RECORDS FOR THE TASK >>
________________________

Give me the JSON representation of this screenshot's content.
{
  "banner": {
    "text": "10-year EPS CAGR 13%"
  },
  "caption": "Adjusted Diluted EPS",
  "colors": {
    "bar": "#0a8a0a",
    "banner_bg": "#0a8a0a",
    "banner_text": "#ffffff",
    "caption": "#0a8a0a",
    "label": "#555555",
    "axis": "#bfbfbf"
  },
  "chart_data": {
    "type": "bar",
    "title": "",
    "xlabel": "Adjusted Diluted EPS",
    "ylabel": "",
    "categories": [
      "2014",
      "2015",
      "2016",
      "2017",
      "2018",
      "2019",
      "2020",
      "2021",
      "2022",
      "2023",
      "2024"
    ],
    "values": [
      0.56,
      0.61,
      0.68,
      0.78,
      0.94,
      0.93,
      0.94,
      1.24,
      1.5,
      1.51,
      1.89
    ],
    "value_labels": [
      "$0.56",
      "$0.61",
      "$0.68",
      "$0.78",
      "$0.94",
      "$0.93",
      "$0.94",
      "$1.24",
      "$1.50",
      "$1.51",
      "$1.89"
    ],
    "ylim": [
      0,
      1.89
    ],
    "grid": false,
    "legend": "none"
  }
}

________________________

REQUIRED WORK >> Keep only the lines that hold the string "caption", and copy them out.

ANSWER FOR THIS EXERCISE >>
  "caption": "Adjusted Diluted EPS",
    "caption": "#0a8a0a",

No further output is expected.